## EXERCISE DIRECTIONS
Copy each of the items below word for word, without changing any text or numbers.

## AVAILABLE DATA
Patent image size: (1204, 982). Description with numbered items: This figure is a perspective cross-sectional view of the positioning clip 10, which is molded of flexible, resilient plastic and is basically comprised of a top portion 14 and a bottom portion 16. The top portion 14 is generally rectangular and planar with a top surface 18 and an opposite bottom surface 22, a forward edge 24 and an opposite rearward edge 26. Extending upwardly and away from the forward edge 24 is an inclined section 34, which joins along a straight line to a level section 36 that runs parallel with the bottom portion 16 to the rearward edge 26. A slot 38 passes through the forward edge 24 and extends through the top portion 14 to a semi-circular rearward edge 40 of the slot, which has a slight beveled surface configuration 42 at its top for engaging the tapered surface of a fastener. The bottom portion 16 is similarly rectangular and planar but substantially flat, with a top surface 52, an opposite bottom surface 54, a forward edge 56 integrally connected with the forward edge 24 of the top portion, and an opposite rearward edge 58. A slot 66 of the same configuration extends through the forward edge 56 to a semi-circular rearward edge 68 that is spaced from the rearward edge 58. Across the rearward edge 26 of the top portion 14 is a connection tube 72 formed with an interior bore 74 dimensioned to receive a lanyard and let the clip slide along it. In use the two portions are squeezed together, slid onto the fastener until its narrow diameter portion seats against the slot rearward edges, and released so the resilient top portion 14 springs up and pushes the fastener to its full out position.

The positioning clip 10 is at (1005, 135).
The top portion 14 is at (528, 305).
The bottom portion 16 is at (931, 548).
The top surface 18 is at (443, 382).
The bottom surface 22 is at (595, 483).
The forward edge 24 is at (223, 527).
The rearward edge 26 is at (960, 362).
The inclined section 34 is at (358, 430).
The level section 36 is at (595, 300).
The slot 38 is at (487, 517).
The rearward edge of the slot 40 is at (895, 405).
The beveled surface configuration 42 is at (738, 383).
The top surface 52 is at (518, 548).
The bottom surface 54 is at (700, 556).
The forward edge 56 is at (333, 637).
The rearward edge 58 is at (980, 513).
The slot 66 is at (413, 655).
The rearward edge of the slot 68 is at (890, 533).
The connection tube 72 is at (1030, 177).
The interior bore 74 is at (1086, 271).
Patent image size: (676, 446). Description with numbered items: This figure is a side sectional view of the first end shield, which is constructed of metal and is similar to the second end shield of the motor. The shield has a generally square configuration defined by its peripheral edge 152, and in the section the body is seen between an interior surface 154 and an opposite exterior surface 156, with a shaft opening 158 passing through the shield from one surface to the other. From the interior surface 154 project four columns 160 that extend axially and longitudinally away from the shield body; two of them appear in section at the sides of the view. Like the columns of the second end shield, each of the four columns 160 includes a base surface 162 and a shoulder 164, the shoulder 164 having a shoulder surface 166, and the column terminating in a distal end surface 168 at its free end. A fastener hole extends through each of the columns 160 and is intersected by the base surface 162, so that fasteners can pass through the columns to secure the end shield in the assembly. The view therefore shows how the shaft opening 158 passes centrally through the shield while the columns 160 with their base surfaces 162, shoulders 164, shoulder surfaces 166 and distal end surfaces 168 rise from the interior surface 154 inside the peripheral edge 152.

## CORRECT OUTPUT
Patent image size: (1204, 982). Description with numbered items: This figure is a perspective cross-sectional view of the positioning clip 10, which is molded of flexible, resilient plastic and is basically comprised of a top portion 14 and a bottom portion 16. The top portion 14 is generally rectangular and planar with a top surface 18 and an opposite bottom surface 22, a forward edge 24 and an opposite rearward edge 26. Extending upwardly and away from the forward edge 24 is an inclined section 34, which joins along a straight line to a level section 36 that runs parallel with the bottom portion 16 to the rearward edge 26. A slot 38 passes through the forward edge 24 and extends through the top portion 14 to a semi-circular rearward edge 40 of the slot, which has a slight beveled surface configuration 42 at its top for engaging the tapered surface of a fastener. The bottom portion 16 is similarly rectangular and planar but substantially flat, with a top surface 52, an opposite bottom surface 54, a forward edge 56 integrally connected with the forward edge 24 of the top portion, and an opposite rearward edge 58. A slot 66 of the same configuration extends through the forward edge 56 to a semi-circular rearward edge 68 that is spaced from the rearward edge 58. Across the rearward edge 26 of the top portion 14 is a connection tube 72 formed with an interior bore 74 dimensioned to receive a lanyard and let the clip slide along it. In use the two portions are squeezed together, slid onto the fastener until its narrow diameter portion seats against the slot rearward edges, and released so the resilient top portion 14 springs up and pushes the fastener to its full out position.

The positioning clip 10 is at (1005, 135).
The top portion 14 is at (528, 305).
The bottom portion 16 is at (931, 548).
The top surface 18 is at (443, 382).
The bottom surface 22 is at (595, 483).
The forward edge 24 is at (223, 527).
The rearward edge 26 is at (960, 362).
The inclined section 34 is at (358, 430).
The level section 36 is at (595, 300).
The slot 38 is at (487, 517).
The rearward edge of the slot 40 is at (895, 405).
The beveled surface configuration 42 is at (738, 383).
The top surface 52 is at (518, 548).
The bottom surface 54 is at (700, 556).
The forward edge 56 is at (333, 637).
The rearward edge 58 is at (980, 513).
The slot 66 is at (413, 655).
The rearward edge of the slot 68 is at (890, 533).
The connection tube 72 is at (1030, 177).
The interior bore 74 is at (1086, 271).
Patent image size: (676, 446). Description with numbered items: This figure is a side sectional view of the first end shield, which is constructed of metal and is similar to the second end shield of the motor. The shield has a generally square configuration defined by its peripheral edge 152, and in the section the body is seen between an interior surface 154 and an opposite exterior surface 156, with a shaft opening 158 passing through the shield from one surface to the other. From the interior surface 154 project four columns 160 that extend axially and longitudinally away from the shield body; two of them appear in section at the sides of the view. Like the columns of the second end shield, each of the four columns 160 includes a base surface 162 and a shoulder 164, the shoulder 164 having a shoulder surface 166, and the column terminating in a distal end surface 168 at its free end. A fastener hole extends through each of the columns 160 and is intersected by the base surface 162, so that fasteners can pass through the columns to secure the end shield in the assembly. The view therefore shows how the shaft opening 158 passes centrally through the shield while the columns 160 with their base surfaces 162, shoulders 164, shoulder surfaces 166 and distal end surfaces 168 rise from the interior surface 154 inside the peripheral edge 152.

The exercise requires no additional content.